» **Material supplied**:
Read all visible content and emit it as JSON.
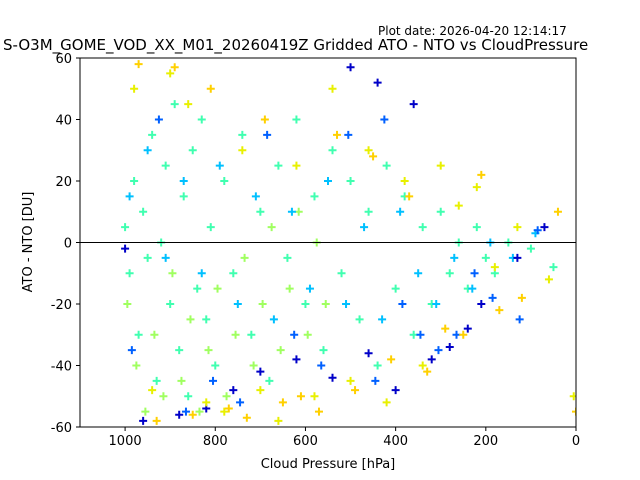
{
  "chart_data": {
    "type": "scatter",
    "title": "S-O3M_GOME_VOD_XX_M01_20260419Z Gridded ATO - NTO vs CloudPressure",
    "subtitle": "Plot date: 2026-04-20 12:14:17",
    "xlabel": "Cloud Pressure [hPa]",
    "ylabel": "ATO - NTO [DU]",
    "xlim": [
      1100,
      0
    ],
    "ylim": [
      -60,
      60
    ],
    "x_ticks": [
      1000,
      800,
      600,
      400,
      200,
      0
    ],
    "y_ticks": [
      -60,
      -40,
      -20,
      0,
      20,
      40,
      60
    ],
    "reference_line_y": 0,
    "grid": false,
    "marker": "plus",
    "colors": [
      "#0000c8",
      "#0060ff",
      "#00c0ff",
      "#40ffb0",
      "#a0ff60",
      "#e8f000",
      "#ffd000"
    ],
    "series": [
      {
        "color": "#40ffb0",
        "points": [
          [
            1000,
            5
          ],
          [
            990,
            -10
          ],
          [
            980,
            20
          ],
          [
            970,
            -30
          ],
          [
            960,
            10
          ],
          [
            950,
            -5
          ],
          [
            940,
            35
          ],
          [
            930,
            -45
          ],
          [
            920,
            0
          ],
          [
            910,
            25
          ],
          [
            900,
            -20
          ],
          [
            890,
            45
          ],
          [
            880,
            -35
          ],
          [
            870,
            15
          ],
          [
            860,
            -50
          ],
          [
            850,
            30
          ],
          [
            840,
            -15
          ],
          [
            830,
            40
          ],
          [
            820,
            -25
          ],
          [
            810,
            5
          ],
          [
            800,
            -40
          ],
          [
            780,
            20
          ],
          [
            760,
            -10
          ],
          [
            740,
            35
          ],
          [
            720,
            -30
          ],
          [
            700,
            10
          ],
          [
            680,
            -45
          ],
          [
            660,
            25
          ],
          [
            640,
            -5
          ],
          [
            620,
            40
          ],
          [
            600,
            -20
          ],
          [
            580,
            15
          ],
          [
            560,
            -35
          ],
          [
            540,
            30
          ],
          [
            520,
            -10
          ],
          [
            500,
            20
          ],
          [
            480,
            -25
          ],
          [
            460,
            10
          ],
          [
            440,
            -40
          ],
          [
            420,
            25
          ],
          [
            400,
            -15
          ],
          [
            380,
            15
          ],
          [
            360,
            -30
          ],
          [
            340,
            5
          ],
          [
            320,
            -20
          ],
          [
            300,
            10
          ],
          [
            280,
            -10
          ],
          [
            260,
            0
          ],
          [
            240,
            -15
          ],
          [
            220,
            5
          ],
          [
            200,
            -5
          ],
          [
            180,
            -10
          ],
          [
            150,
            0
          ],
          [
            100,
            -2
          ],
          [
            50,
            -8
          ]
        ]
      },
      {
        "color": "#a0ff60",
        "points": [
          [
            995,
            -20
          ],
          [
            975,
            -40
          ],
          [
            955,
            -55
          ],
          [
            935,
            -30
          ],
          [
            915,
            -50
          ],
          [
            895,
            -10
          ],
          [
            875,
            -45
          ],
          [
            855,
            -25
          ],
          [
            835,
            -55
          ],
          [
            815,
            -35
          ],
          [
            795,
            -15
          ],
          [
            775,
            -50
          ],
          [
            755,
            -30
          ],
          [
            735,
            -5
          ],
          [
            715,
            -40
          ],
          [
            695,
            -20
          ],
          [
            675,
            5
          ],
          [
            655,
            -35
          ],
          [
            635,
            -15
          ],
          [
            615,
            10
          ],
          [
            595,
            -30
          ],
          [
            575,
            0
          ],
          [
            555,
            -20
          ]
        ]
      },
      {
        "color": "#00c0ff",
        "points": [
          [
            990,
            15
          ],
          [
            950,
            30
          ],
          [
            910,
            -5
          ],
          [
            870,
            20
          ],
          [
            830,
            -10
          ],
          [
            790,
            25
          ],
          [
            750,
            -20
          ],
          [
            710,
            15
          ],
          [
            670,
            -25
          ],
          [
            630,
            10
          ],
          [
            590,
            -15
          ],
          [
            550,
            20
          ],
          [
            510,
            -20
          ],
          [
            470,
            5
          ],
          [
            430,
            -25
          ],
          [
            390,
            10
          ],
          [
            350,
            -10
          ],
          [
            310,
            -20
          ],
          [
            270,
            -5
          ],
          [
            230,
            -15
          ],
          [
            190,
            0
          ],
          [
            140,
            -5
          ],
          [
            90,
            3
          ]
        ]
      },
      {
        "color": "#0060ff",
        "points": [
          [
            985,
            -35
          ],
          [
            925,
            40
          ],
          [
            865,
            -55
          ],
          [
            805,
            -45
          ],
          [
            745,
            -52
          ],
          [
            685,
            35
          ],
          [
            625,
            -30
          ],
          [
            565,
            -40
          ],
          [
            505,
            35
          ],
          [
            445,
            -45
          ],
          [
            425,
            40
          ],
          [
            385,
            -20
          ],
          [
            345,
            -30
          ],
          [
            305,
            -35
          ],
          [
            265,
            -30
          ],
          [
            225,
            -10
          ],
          [
            185,
            -18
          ],
          [
            125,
            -25
          ],
          [
            85,
            4
          ]
        ]
      },
      {
        "color": "#0000c8",
        "points": [
          [
            1000,
            -2
          ],
          [
            960,
            -58
          ],
          [
            880,
            -56
          ],
          [
            820,
            -54
          ],
          [
            760,
            -48
          ],
          [
            700,
            -42
          ],
          [
            620,
            -38
          ],
          [
            540,
            -44
          ],
          [
            500,
            57
          ],
          [
            460,
            -36
          ],
          [
            440,
            52
          ],
          [
            400,
            -48
          ],
          [
            360,
            45
          ],
          [
            320,
            -38
          ],
          [
            280,
            -34
          ],
          [
            240,
            -28
          ],
          [
            210,
            -20
          ],
          [
            130,
            -5
          ],
          [
            70,
            5
          ]
        ]
      },
      {
        "color": "#e8f000",
        "points": [
          [
            980,
            50
          ],
          [
            940,
            -48
          ],
          [
            900,
            55
          ],
          [
            860,
            45
          ],
          [
            820,
            -52
          ],
          [
            780,
            -55
          ],
          [
            740,
            30
          ],
          [
            700,
            -48
          ],
          [
            660,
            -58
          ],
          [
            620,
            25
          ],
          [
            580,
            -50
          ],
          [
            540,
            50
          ],
          [
            500,
            -45
          ],
          [
            460,
            30
          ],
          [
            420,
            -52
          ],
          [
            380,
            20
          ],
          [
            340,
            -40
          ],
          [
            300,
            25
          ],
          [
            260,
            12
          ],
          [
            220,
            18
          ],
          [
            180,
            -8
          ],
          [
            130,
            5
          ],
          [
            60,
            -12
          ],
          [
            5,
            -50
          ]
        ]
      },
      {
        "color": "#ffd000",
        "points": [
          [
            970,
            58
          ],
          [
            930,
            -58
          ],
          [
            890,
            57
          ],
          [
            850,
            -56
          ],
          [
            810,
            50
          ],
          [
            770,
            -54
          ],
          [
            730,
            -57
          ],
          [
            690,
            40
          ],
          [
            650,
            -52
          ],
          [
            610,
            -50
          ],
          [
            570,
            -55
          ],
          [
            530,
            35
          ],
          [
            490,
            -48
          ],
          [
            450,
            28
          ],
          [
            410,
            -38
          ],
          [
            370,
            15
          ],
          [
            330,
            -42
          ],
          [
            290,
            -28
          ],
          [
            250,
            -30
          ],
          [
            210,
            22
          ],
          [
            170,
            -22
          ],
          [
            120,
            -18
          ],
          [
            40,
            10
          ],
          [
            0,
            -55
          ]
        ]
      }
    ]
  }
}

» **Problem details**: Pictures are to be left out; repeat all the remaining data exactly.

» **In response**:
Read all visible content and emit it as JSON.
{
  "chart_data": {
    "type": "scatter",
    "title": "S-O3M_GOME_VOD_XX_M01_20260419Z Gridded ATO - NTO vs CloudPressure",
    "subtitle": "Plot date: 2026-04-20 12:14:17",
    "xlabel": "Cloud Pressure [hPa]",
    "ylabel": "ATO - NTO [DU]",
    "xlim": [
      1100,
      0
    ],
    "ylim": [
      -60,
      60
    ],
    "x_ticks": [
      1000,
      800,
      600,
      400,
      200,
      0
    ],
    "y_ticks": [
      -60,
      -40,
      -20,
      0,
      20,
      40,
      60
    ],
    "reference_line_y": 0,
    "grid": false,
    "marker": "plus",
    "colors": [
      "#0000c8",
      "#0060ff",
      "#00c0ff",
      "#40ffb0",
      "#a0ff60",
      "#e8f000",
      "#ffd000"
    ],
    "series": [
      {
        "color": "#40ffb0",
        "points": [
          [
            1000,
            5
          ],
          [
            990,
            -10
          ],
          [
            980,
            20
          ],
          [
            970,
            -30
          ],
          [
            960,
            10
          ],
          [
            950,
            -5
          ],
          [
            940,
            35
          ],
          [
            930,
            -45
          ],
          [
            920,
            0
          ],
          [
            910,
            25
          ],
          [
            900,
            -20
          ],
          [
            890,
            45
          ],
          [
            880,
            -35
          ],
          [
            870,
            15
          ],
          [
            860,
            -50
          ],
          [
            850,
            30
          ],
          [
            840,
            -15
          ],
          [
            830,
            40
          ],
          [
            820,
            -25
          ],
          [
            810,
            5
          ],
          [
            800,
            -40
          ],
          [
            780,
            20
          ],
          [
            760,
            -10
          ],
          [
            740,
            35
          ],
          [
            720,
            -30
          ],
          [
            700,
            10
          ],
          [
            680,
            -45
          ],
          [
            660,
            25
          ],
          [
            640,
            -5
          ],
          [
            620,
            40
          ],
          [
            600,
            -20
          ],
          [
            580,
            15
          ],
          [
            560,
            -35
          ],
          [
            540,
            30
          ],
          [
            520,
            -10
          ],
          [
            500,
            20
          ],
          [
            480,
            -25
          ],
          [
            460,
            10
          ],
          [
            440,
            -40
          ],
          [
            420,
            25
          ],
          [
            400,
            -15
          ],
          [
            380,
            15
          ],
          [
            360,
            -30
          ],
          [
            340,
            5
          ],
          [
            320,
            -20
          ],
          [
            300,
            10
          ],
          [
            280,
            -10
          ],
          [
            260,
            0
          ],
          [
            240,
            -15
          ],
          [
            220,
            5
          ],
          [
            200,
            -5
          ],
          [
            180,
            -10
          ],
          [
            150,
            0
          ],
          [
            100,
            -2
          ],
          [
            50,
            -8
          ]
        ]
      },
      {
        "color": "#a0ff60",
        "points": [
          [
            995,
            -20
          ],
          [
            975,
            -40
          ],
          [
            955,
            -55
          ],
          [
            935,
            -30
          ],
          [
            915,
            -50
          ],
          [
            895,
            -10
          ],
          [
            875,
            -45
          ],
          [
            855,
            -25
          ],
          [
            835,
            -55
          ],
          [
            815,
            -35
          ],
          [
            795,
            -15
          ],
          [
            775,
            -50
          ],
          [
            755,
            -30
          ],
          [
            735,
            -5
          ],
          [
            715,
            -40
          ],
          [
            695,
            -20
          ],
          [
            675,
            5
          ],
          [
            655,
            -35
          ],
          [
            635,
            -15
          ],
          [
            615,
            10
          ],
          [
            595,
            -30
          ],
          [
            575,
            0
          ],
          [
            555,
            -20
          ]
        ]
      },
      {
        "color": "#00c0ff",
        "points": [
          [
            990,
            15
          ],
          [
            950,
            30
          ],
          [
            910,
            -5
          ],
          [
            870,
            20
          ],
          [
            830,
            -10
          ],
          [
            790,
            25
          ],
          [
            750,
            -20
          ],
          [
            710,
            15
          ],
          [
            670,
            -25
          ],
          [
            630,
            10
          ],
          [
            590,
            -15
          ],
          [
            550,
            20
          ],
          [
            510,
            -20
          ],
          [
            470,
            5
          ],
          [
            430,
            -25
          ],
          [
            390,
            10
          ],
          [
            350,
            -10
          ],
          [
            310,
            -20
          ],
          [
            270,
            -5
          ],
          [
            230,
            -15
          ],
          [
            190,
            0
          ],
          [
            140,
            -5
          ],
          [
            90,
            3
          ]
        ]
      },
      {
        "color": "#0060ff",
        "points": [
          [
            985,
            -35
          ],
          [
            925,
            40
          ],
          [
            865,
            -55
          ],
          [
            805,
            -45
          ],
          [
            745,
            -52
          ],
          [
            685,
            35
          ],
          [
            625,
            -30
          ],
          [
            565,
            -40
          ],
          [
            505,
            35
          ],
          [
            445,
            -45
          ],
          [
            425,
            40
          ],
          [
            385,
            -20
          ],
          [
            345,
            -30
          ],
          [
            305,
            -35
          ],
          [
            265,
            -30
          ],
          [
            225,
            -10
          ],
          [
            185,
            -18
          ],
          [
            125,
            -25
          ],
          [
            85,
            4
          ]
        ]
      },
      {
        "color": "#0000c8",
        "points": [
          [
            1000,
            -2
          ],
          [
            960,
            -58
          ],
          [
            880,
            -56
          ],
          [
            820,
            -54
          ],
          [
            760,
            -48
          ],
          [
            700,
            -42
          ],
          [
            620,
            -38
          ],
          [
            540,
            -44
          ],
          [
            500,
            57
          ],
          [
            460,
            -36
          ],
          [
            440,
            52
          ],
          [
            400,
            -48
          ],
          [
            360,
            45
          ],
          [
            320,
            -38
          ],
          [
            280,
            -34
          ],
          [
            240,
            -28
          ],
          [
            210,
            -20
          ],
          [
            130,
            -5
          ],
          [
            70,
            5
          ]
        ]
      },
      {
        "color": "#e8f000",
        "points": [
          [
            980,
            50
          ],
          [
            940,
            -48
          ],
          [
            900,
            55
          ],
          [
            860,
            45
          ],
          [
            820,
            -52
          ],
          [
            780,
            -55
          ],
          [
            740,
            30
          ],
          [
            700,
            -48
          ],
          [
            660,
            -58
          ],
          [
            620,
            25
          ],
          [
            580,
            -50
          ],
          [
            540,
            50
          ],
          [
            500,
            -45
          ],
          [
            460,
            30
          ],
          [
            420,
            -52
          ],
          [
            380,
            20
          ],
          [
            340,
            -40
          ],
          [
            300,
            25
          ],
          [
            260,
            12
          ],
          [
            220,
            18
          ],
          [
            180,
            -8
          ],
          [
            130,
            5
          ],
          [
            60,
            -12
          ],
          [
            5,
            -50
          ]
        ]
      },
      {
        "color": "#ffd000",
        "points": [
          [
            970,
            58
          ],
          [
            930,
            -58
          ],
          [
            890,
            57
          ],
          [
            850,
            -56
          ],
          [
            810,
            50
          ],
          [
            770,
            -54
          ],
          [
            730,
            -57
          ],
          [
            690,
            40
          ],
          [
            650,
            -52
          ],
          [
            610,
            -50
          ],
          [
            570,
            -55
          ],
          [
            530,
            35
          ],
          [
            490,
            -48
          ],
          [
            450,
            28
          ],
          [
            410,
            -38
          ],
          [
            370,
            15
          ],
          [
            330,
            -42
          ],
          [
            290,
            -28
          ],
          [
            250,
            -30
          ],
          [
            210,
            22
          ],
          [
            170,
            -22
          ],
          [
            120,
            -18
          ],
          [
            40,
            10
          ],
          [
            0,
            -55
          ]
        ]
      }
    ]
  }
}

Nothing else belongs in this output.